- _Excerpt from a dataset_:

[start]

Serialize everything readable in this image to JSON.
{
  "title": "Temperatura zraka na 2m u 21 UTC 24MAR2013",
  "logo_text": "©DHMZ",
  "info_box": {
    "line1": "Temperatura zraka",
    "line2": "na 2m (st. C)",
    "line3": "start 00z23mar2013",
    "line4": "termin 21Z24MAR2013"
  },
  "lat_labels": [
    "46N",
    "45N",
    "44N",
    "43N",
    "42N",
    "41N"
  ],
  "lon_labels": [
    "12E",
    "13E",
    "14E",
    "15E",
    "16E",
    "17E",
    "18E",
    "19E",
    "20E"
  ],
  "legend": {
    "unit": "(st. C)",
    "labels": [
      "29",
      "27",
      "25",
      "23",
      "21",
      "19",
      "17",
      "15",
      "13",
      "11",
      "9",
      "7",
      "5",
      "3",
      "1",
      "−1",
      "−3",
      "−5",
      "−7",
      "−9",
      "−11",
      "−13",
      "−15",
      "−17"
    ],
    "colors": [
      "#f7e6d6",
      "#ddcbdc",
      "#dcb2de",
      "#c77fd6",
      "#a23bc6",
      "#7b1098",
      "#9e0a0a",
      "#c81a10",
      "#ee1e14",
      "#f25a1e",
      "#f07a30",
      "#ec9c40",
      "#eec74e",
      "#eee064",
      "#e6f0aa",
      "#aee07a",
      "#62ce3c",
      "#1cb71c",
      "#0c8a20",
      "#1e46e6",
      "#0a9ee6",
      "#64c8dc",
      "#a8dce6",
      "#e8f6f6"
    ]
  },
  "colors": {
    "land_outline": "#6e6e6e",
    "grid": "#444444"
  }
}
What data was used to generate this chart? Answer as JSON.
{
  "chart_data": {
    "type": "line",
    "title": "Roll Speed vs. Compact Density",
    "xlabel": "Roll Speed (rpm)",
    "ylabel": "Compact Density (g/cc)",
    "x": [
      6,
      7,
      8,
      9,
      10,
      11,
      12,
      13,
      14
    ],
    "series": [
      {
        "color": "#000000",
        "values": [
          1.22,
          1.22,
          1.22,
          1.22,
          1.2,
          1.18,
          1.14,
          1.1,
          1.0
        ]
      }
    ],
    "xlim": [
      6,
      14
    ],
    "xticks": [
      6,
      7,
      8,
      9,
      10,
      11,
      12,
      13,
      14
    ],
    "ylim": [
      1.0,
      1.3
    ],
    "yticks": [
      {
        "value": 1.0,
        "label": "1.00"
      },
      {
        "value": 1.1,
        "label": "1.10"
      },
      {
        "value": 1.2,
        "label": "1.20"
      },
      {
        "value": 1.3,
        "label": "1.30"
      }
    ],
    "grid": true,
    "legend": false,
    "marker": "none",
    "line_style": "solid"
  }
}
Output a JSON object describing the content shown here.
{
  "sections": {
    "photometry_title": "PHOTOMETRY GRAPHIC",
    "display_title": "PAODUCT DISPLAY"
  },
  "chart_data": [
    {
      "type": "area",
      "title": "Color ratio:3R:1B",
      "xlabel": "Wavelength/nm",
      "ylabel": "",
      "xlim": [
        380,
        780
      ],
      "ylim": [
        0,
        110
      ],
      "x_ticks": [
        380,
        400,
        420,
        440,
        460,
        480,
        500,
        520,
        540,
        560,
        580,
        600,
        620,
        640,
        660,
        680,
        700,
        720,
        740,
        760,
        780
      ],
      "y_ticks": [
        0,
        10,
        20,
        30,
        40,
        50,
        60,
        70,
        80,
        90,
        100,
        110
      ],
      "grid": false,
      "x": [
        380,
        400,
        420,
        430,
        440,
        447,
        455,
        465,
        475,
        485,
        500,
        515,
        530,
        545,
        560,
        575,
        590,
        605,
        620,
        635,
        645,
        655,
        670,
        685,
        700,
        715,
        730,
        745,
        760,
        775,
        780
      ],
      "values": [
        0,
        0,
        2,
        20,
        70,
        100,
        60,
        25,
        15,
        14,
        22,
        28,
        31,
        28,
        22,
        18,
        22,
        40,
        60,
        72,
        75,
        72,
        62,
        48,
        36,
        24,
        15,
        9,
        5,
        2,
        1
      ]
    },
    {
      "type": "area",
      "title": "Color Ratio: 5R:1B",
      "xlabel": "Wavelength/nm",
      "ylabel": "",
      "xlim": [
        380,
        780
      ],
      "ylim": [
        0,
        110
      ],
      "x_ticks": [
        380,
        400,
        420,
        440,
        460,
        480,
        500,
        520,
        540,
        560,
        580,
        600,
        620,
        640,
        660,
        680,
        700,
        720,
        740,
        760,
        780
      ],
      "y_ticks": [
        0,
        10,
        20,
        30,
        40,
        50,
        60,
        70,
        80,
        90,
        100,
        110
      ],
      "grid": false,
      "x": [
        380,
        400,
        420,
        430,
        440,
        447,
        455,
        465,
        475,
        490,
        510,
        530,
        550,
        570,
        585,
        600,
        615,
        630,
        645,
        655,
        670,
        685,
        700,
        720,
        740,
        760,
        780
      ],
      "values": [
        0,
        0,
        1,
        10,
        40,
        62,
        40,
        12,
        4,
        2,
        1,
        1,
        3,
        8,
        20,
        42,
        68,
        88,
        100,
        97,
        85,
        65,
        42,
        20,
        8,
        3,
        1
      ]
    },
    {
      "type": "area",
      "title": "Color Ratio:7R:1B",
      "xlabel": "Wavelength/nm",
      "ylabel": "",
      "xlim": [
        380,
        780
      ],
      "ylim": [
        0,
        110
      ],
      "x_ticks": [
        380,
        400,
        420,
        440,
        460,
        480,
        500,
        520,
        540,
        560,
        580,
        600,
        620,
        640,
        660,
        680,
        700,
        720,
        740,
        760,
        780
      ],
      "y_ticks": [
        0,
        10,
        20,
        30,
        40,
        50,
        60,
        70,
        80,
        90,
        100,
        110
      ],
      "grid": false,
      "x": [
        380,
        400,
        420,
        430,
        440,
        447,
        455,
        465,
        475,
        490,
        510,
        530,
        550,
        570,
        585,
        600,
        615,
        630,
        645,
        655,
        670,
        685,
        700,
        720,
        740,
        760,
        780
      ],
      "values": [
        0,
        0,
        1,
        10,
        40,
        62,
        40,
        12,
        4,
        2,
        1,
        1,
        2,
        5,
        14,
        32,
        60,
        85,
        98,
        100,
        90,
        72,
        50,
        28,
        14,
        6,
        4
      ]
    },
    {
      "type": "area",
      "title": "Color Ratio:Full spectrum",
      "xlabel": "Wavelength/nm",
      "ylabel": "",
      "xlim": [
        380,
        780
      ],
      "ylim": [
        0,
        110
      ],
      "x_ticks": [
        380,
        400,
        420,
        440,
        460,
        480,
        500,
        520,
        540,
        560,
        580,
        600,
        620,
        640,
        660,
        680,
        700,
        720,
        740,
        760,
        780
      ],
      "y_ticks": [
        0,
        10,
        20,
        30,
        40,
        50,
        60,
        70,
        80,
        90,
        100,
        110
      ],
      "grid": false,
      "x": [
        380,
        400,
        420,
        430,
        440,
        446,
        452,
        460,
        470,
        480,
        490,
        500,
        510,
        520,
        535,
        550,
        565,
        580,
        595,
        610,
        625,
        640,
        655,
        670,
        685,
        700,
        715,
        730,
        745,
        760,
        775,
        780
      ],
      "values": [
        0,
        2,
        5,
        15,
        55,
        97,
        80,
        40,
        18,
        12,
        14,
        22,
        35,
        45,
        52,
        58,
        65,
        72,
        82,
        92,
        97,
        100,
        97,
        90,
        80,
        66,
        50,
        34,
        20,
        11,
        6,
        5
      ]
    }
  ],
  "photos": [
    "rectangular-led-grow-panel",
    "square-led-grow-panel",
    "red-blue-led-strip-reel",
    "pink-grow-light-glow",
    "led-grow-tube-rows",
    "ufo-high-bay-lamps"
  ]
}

[end]

- _Problem statement_: Copy out every line from the data above that has "this" in it.

- _Solution to the problem_:
Serialize everything readable in this image to JSON.
What data was used to generate this chart? Answer as JSON.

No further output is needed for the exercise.